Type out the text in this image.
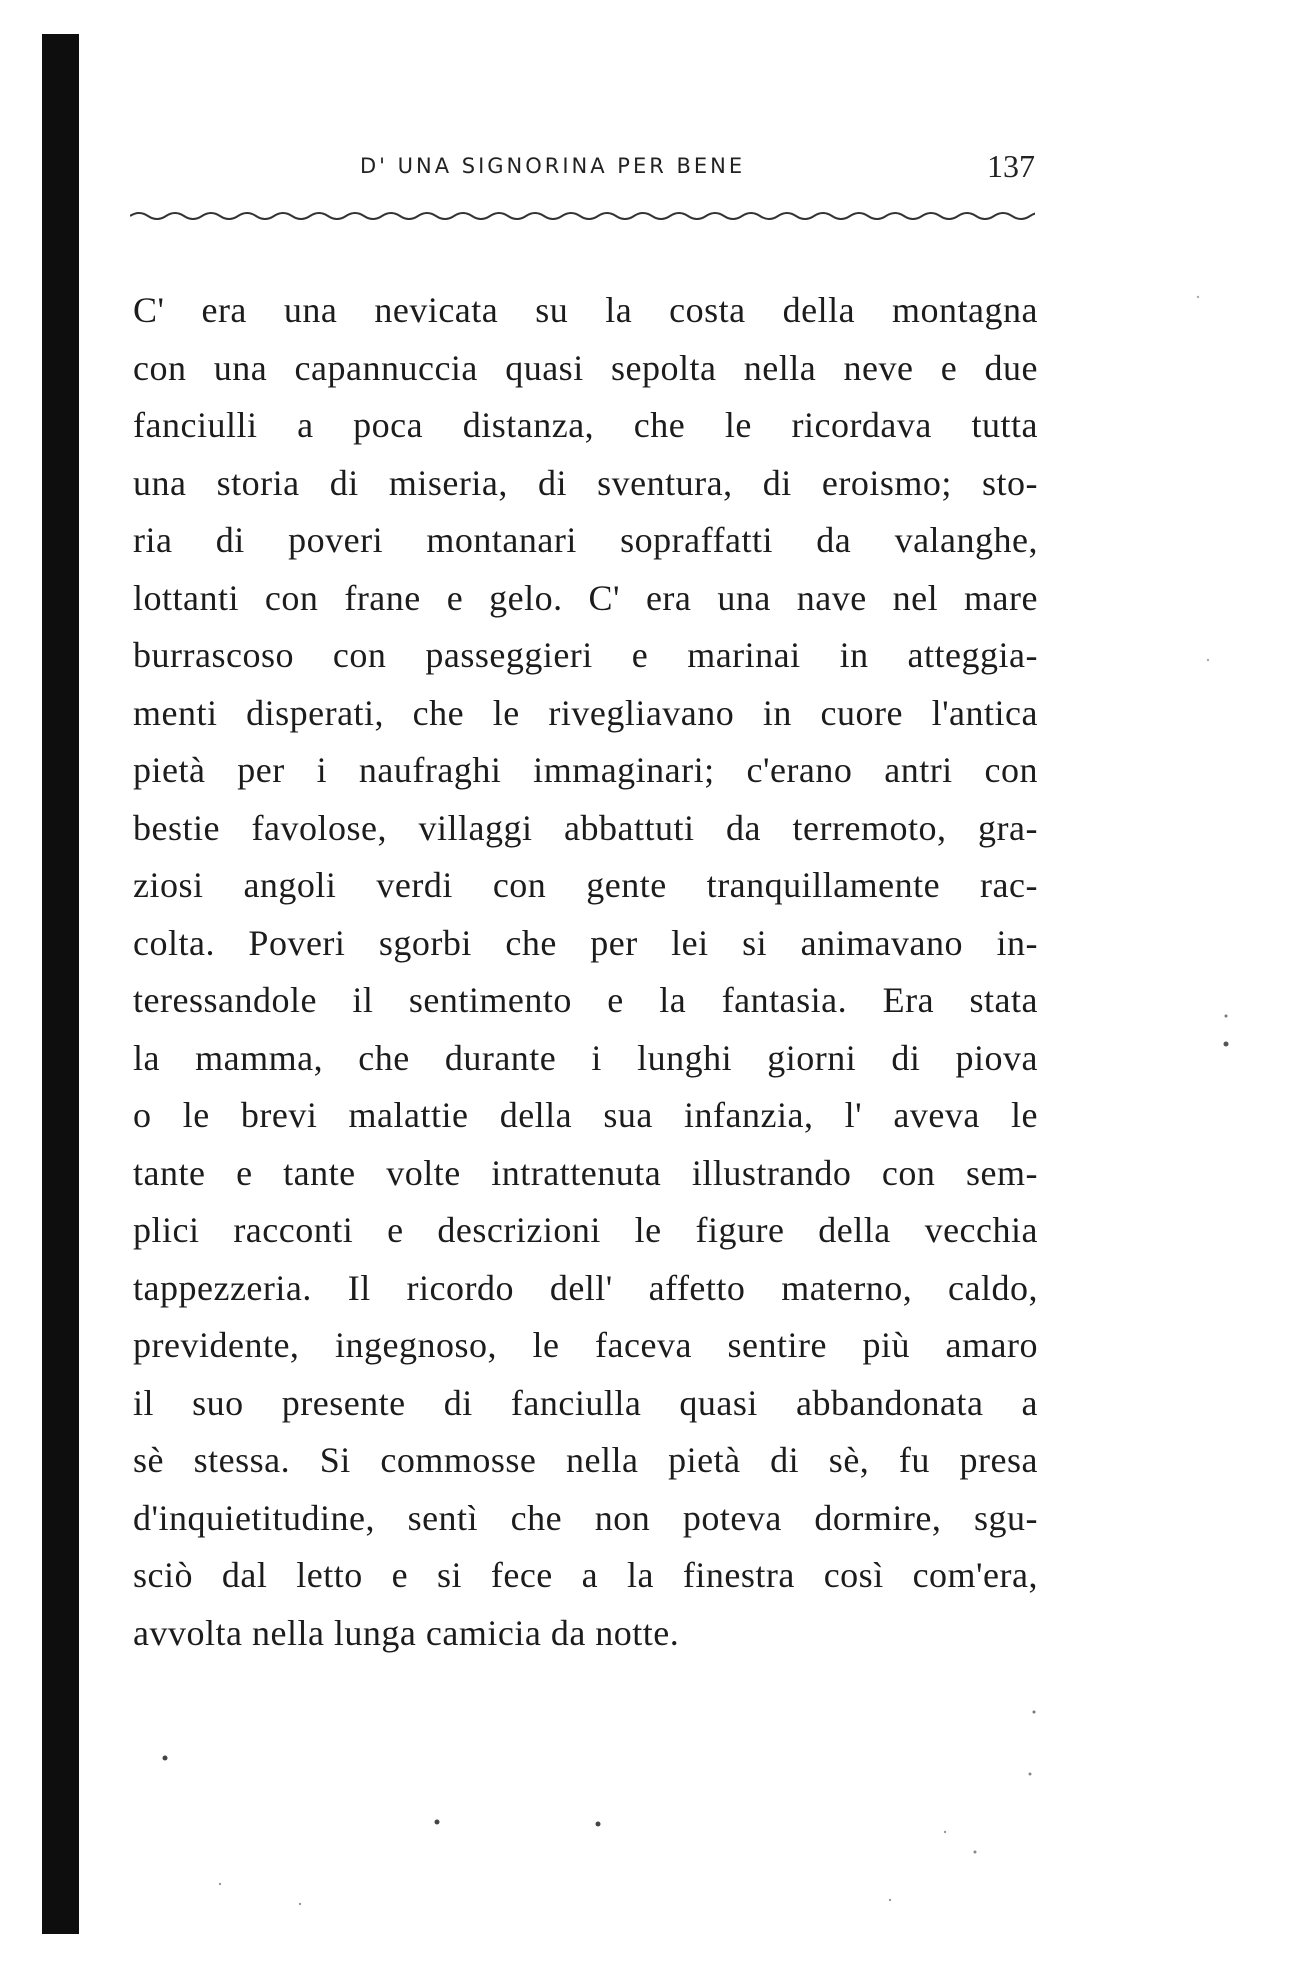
D' UNA SIGNORINA PER BENE	137
C' era una nevicata su la costa della montagna
con una capannuccia quasi sepolta nella neve e due
fanciulli a poca distanza, che le ricordava tutta
una storia di miseria, di sventura, di eroismo; sto-
ria di poveri montanari sopraffatti da valanghe,
lottanti con frane e gelo. C' era una nave nel mare
burrascoso con passeggieri e marinai in atteggia-
menti disperati, che le rivegliavano in cuore l'antica
pietà per i naufraghi immaginari; c'erano antri con
bestie favolose, villaggi abbattuti da terremoto, gra-
ziosi angoli verdi con gente tranquillamente rac-
colta. Poveri sgorbi che per lei si animavano in-
teressandole il sentimento e la fantasia. Era stata
la mamma, che durante i lunghi giorni di piova
o le brevi malattie della sua infanzia, l' aveva le
tante e tante volte intrattenuta illustrando con sem-
plici racconti e descrizioni le figure della vecchia
tappezzeria. Il ricordo dell' affetto materno, caldo,
previdente, ingegnoso, le faceva sentire più amaro
il suo presente di fanciulla quasi abbandonata a
sè stessa. Si commosse nella pietà di sè, fu presa
d'inquietitudine, sentì che non poteva dormire, sgu-
sciò dal letto e si fece a la finestra così com'era,
avvolta nella lunga camicia da notte.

◆ ◆ ◆

### Requirements
The records above must be transcribed exactly. Pictures are left out of the copy.

### Finished task
Type out the text in this image.
D' UNA SIGNORINA PER BENE	137
C' era una nevicata su la costa della montagna
con una capannuccia quasi sepolta nella neve e due
fanciulli a poca distanza, che le ricordava tutta
una storia di miseria, di sventura, di eroismo; sto-
ria di poveri montanari sopraffatti da valanghe,
lottanti con frane e gelo. C' era una nave nel mare
burrascoso con passeggieri e marinai in atteggia-
menti disperati, che le rivegliavano in cuore l'antica
pietà per i naufraghi immaginari; c'erano antri con
bestie favolose, villaggi abbattuti da terremoto, gra-
ziosi angoli verdi con gente tranquillamente rac-
colta. Poveri sgorbi che per lei si animavano in-
teressandole il sentimento e la fantasia. Era stata
la mamma, che durante i lunghi giorni di piova
o le brevi malattie della sua infanzia, l' aveva le
tante e tante volte intrattenuta illustrando con sem-
plici racconti e descrizioni le figure della vecchia
tappezzeria. Il ricordo dell' affetto materno, caldo,
previdente, ingegnoso, le faceva sentire più amaro
il suo presente di fanciulla quasi abbandonata a
sè stessa. Si commosse nella pietà di sè, fu presa
d'inquietitudine, sentì che non poteva dormire, sgu-
sciò dal letto e si fece a la finestra così com'era,
avvolta nella lunga camicia da notte.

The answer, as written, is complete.